Task objective →
Each record must be reproduced exactly as it is shown.

──────────────────────────────

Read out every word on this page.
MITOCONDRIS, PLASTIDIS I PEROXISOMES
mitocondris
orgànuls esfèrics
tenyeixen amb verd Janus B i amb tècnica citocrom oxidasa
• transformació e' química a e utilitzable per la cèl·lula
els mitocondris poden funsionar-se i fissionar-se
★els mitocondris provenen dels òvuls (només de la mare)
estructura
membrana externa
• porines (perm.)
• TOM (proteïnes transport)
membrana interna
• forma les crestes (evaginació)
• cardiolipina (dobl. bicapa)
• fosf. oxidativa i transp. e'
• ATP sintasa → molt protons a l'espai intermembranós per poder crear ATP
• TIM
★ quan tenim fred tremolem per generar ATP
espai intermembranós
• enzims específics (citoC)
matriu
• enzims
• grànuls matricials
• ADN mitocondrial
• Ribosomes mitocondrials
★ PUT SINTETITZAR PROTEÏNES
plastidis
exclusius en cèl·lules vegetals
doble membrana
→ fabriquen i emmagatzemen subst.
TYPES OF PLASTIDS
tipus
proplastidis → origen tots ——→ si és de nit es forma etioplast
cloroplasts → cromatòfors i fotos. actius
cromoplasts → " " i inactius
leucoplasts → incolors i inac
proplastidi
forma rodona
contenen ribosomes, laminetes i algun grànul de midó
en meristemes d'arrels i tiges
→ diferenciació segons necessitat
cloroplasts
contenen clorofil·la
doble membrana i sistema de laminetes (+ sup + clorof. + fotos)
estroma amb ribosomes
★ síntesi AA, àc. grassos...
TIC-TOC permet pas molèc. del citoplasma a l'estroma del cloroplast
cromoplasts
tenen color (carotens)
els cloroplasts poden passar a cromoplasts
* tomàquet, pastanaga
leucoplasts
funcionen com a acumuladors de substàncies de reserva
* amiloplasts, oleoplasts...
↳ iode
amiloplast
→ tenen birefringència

──────────────────────────────

Solved exercise →
Read out every word on this page.
MITOCONDRIS, PLASTIDIS I PEROXISOMES
mitocondris
orgànuls esfèrics
tenyeixen amb verd Janus B i amb tècnica citocrom oxidasa
• transformació e' química a e utilitzable per la cèl·lula
els mitocondris poden funsionar-se i fissionar-se
★els mitocondris provenen dels òvuls (només de la mare)
estructura
membrana externa
• porines (perm.)
• TOM (proteïnes transport)
membrana interna
• forma les crestes (evaginació)
• cardiolipina (dobl. bicapa)
• fosf. oxidativa i transp. e'
• ATP sintasa → molt protons a l'espai intermembranós per poder crear ATP
• TIM
★ quan tenim fred tremolem per generar ATP
espai intermembranós
• enzims específics (citoC)
matriu
• enzims
• grànuls matricials
• ADN mitocondrial
• Ribosomes mitocondrials
★ PUT SINTETITZAR PROTEÏNES
plastidis
exclusius en cèl·lules vegetals
doble membrana
→ fabriquen i emmagatzemen subst.
TYPES OF PLASTIDS
tipus
proplastidis → origen tots ——→ si és de nit es forma etioplast
cloroplasts → cromatòfors i fotos. actius
cromoplasts → " " i inactius
leucoplasts → incolors i inac
proplastidi
forma rodona
contenen ribosomes, laminetes i algun grànul de midó
en meristemes d'arrels i tiges
→ diferenciació segons necessitat
cloroplasts
contenen clorofil·la
doble membrana i sistema de laminetes (+ sup + clorof. + fotos)
estroma amb ribosomes
★ síntesi AA, àc. grassos...
TIC-TOC permet pas molèc. del citoplasma a l'estroma del cloroplast
cromoplasts
tenen color (carotens)
els cloroplasts poden passar a cromoplasts
* tomàquet, pastanaga
leucoplasts
funcionen com a acumuladors de substàncies de reserva
* amiloplasts, oleoplasts...
↳ iode
amiloplast
→ tenen birefringència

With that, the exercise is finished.